ENTRIES SHOWN
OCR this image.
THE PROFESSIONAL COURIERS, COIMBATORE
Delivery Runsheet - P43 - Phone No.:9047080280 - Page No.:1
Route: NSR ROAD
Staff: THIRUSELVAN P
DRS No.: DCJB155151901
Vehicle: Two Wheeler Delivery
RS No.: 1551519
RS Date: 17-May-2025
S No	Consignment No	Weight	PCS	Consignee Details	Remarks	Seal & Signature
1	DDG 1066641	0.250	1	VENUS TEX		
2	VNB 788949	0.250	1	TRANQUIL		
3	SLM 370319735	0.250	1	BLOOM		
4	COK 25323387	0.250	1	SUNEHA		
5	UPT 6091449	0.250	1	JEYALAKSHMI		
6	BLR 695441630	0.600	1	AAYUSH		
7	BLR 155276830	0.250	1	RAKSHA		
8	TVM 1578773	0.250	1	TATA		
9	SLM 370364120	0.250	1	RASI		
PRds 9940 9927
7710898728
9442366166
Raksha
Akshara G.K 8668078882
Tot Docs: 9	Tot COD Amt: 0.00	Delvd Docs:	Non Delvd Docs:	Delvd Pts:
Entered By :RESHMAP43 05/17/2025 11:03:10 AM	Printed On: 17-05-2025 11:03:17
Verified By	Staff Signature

WHAT TO DO
Take the entries and copy them out exactly.

WORKED ANSWER
OCR this image.
THE PROFESSIONAL COURIERS, COIMBATORE
Delivery Runsheet - P43 - Phone No.:9047080280 - Page No.:1
Route: NSR ROAD
Staff: THIRUSELVAN P
DRS No.: DCJB155151901
Vehicle: Two Wheeler Delivery
RS No.: 1551519
RS Date: 17-May-2025
S No	Consignment No	Weight	PCS	Consignee Details	Remarks	Seal & Signature
1	DDG 1066641	0.250	1	VENUS TEX		
2	VNB 788949	0.250	1	TRANQUIL		
3	SLM 370319735	0.250	1	BLOOM		
4	COK 25323387	0.250	1	SUNEHA		
5	UPT 6091449	0.250	1	JEYALAKSHMI		
6	BLR 695441630	0.600	1	AAYUSH		
7	BLR 155276830	0.250	1	RAKSHA		
8	TVM 1578773	0.250	1	TATA		
9	SLM 370364120	0.250	1	RASI		
PRds 9940 9927
7710898728
9442366166
Raksha
Akshara G.K 8668078882
Tot Docs: 9	Tot COD Amt: 0.00	Delvd Docs:	Non Delvd Docs:	Delvd Pts:
Entered By :RESHMAP43 05/17/2025 11:03:10 AM	Printed On: 17-05-2025 11:03:17
Verified By	Staff Signature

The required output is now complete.